* _GIVEN REQUEST_:
Quote every line below exactly as it reads.

═══ PROVIDED ENTRIES ═══

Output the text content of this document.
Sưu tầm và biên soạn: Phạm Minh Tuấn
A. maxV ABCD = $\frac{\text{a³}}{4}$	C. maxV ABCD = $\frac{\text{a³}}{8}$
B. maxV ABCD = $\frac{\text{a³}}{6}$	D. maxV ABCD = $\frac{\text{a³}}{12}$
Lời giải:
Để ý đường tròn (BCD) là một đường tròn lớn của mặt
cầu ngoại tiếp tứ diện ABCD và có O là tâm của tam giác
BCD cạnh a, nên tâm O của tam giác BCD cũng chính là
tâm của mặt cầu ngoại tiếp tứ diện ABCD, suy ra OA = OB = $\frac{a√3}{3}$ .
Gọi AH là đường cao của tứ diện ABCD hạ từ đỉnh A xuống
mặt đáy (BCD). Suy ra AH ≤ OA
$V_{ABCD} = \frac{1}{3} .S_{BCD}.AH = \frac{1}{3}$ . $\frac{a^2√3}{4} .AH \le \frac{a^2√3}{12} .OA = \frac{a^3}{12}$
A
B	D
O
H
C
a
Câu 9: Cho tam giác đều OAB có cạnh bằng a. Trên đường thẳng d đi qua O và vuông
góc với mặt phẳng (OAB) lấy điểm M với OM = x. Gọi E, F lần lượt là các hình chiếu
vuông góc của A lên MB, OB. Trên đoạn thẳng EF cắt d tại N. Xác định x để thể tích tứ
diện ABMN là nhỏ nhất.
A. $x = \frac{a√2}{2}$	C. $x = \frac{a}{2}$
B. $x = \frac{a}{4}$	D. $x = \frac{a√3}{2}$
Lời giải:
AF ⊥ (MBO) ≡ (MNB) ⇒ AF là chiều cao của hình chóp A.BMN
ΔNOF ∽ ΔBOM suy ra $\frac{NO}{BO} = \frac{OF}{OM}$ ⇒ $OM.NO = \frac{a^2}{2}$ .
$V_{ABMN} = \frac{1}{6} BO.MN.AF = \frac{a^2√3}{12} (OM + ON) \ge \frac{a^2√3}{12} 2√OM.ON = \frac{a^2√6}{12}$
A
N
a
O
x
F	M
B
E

═══

* _EXERCISE OUTPUT_:
Output the text content of this document.
Sưu tầm và biên soạn: Phạm Minh Tuấn
A. maxV ABCD = $\frac{\text{a³}}{4}$	C. maxV ABCD = $\frac{\text{a³}}{8}$
B. maxV ABCD = $\frac{\text{a³}}{6}$	D. maxV ABCD = $\frac{\text{a³}}{12}$
Lời giải:
Để ý đường tròn (BCD) là một đường tròn lớn của mặt
cầu ngoại tiếp tứ diện ABCD và có O là tâm của tam giác
BCD cạnh a, nên tâm O của tam giác BCD cũng chính là
tâm của mặt cầu ngoại tiếp tứ diện ABCD, suy ra OA = OB = $\frac{a√3}{3}$ .
Gọi AH là đường cao của tứ diện ABCD hạ từ đỉnh A xuống
mặt đáy (BCD). Suy ra AH ≤ OA
$V_{ABCD} = \frac{1}{3} .S_{BCD}.AH = \frac{1}{3}$ . $\frac{a^2√3}{4} .AH \le \frac{a^2√3}{12} .OA = \frac{a^3}{12}$
A
B	D
O
H
C
a
Câu 9: Cho tam giác đều OAB có cạnh bằng a. Trên đường thẳng d đi qua O và vuông
góc với mặt phẳng (OAB) lấy điểm M với OM = x. Gọi E, F lần lượt là các hình chiếu
vuông góc của A lên MB, OB. Trên đoạn thẳng EF cắt d tại N. Xác định x để thể tích tứ
diện ABMN là nhỏ nhất.
A. $x = \frac{a√2}{2}$	C. $x = \frac{a}{2}$
B. $x = \frac{a}{4}$	D. $x = \frac{a√3}{2}$
Lời giải:
AF ⊥ (MBO) ≡ (MNB) ⇒ AF là chiều cao của hình chóp A.BMN
ΔNOF ∽ ΔBOM suy ra $\frac{NO}{BO} = \frac{OF}{OM}$ ⇒ $OM.NO = \frac{a^2}{2}$ .
$V_{ABMN} = \frac{1}{6} BO.MN.AF = \frac{a^2√3}{12} (OM + ON) \ge \frac{a^2√3}{12} 2√OM.ON = \frac{a^2√6}{12}$
A
N
a
O
x
F	M
B
E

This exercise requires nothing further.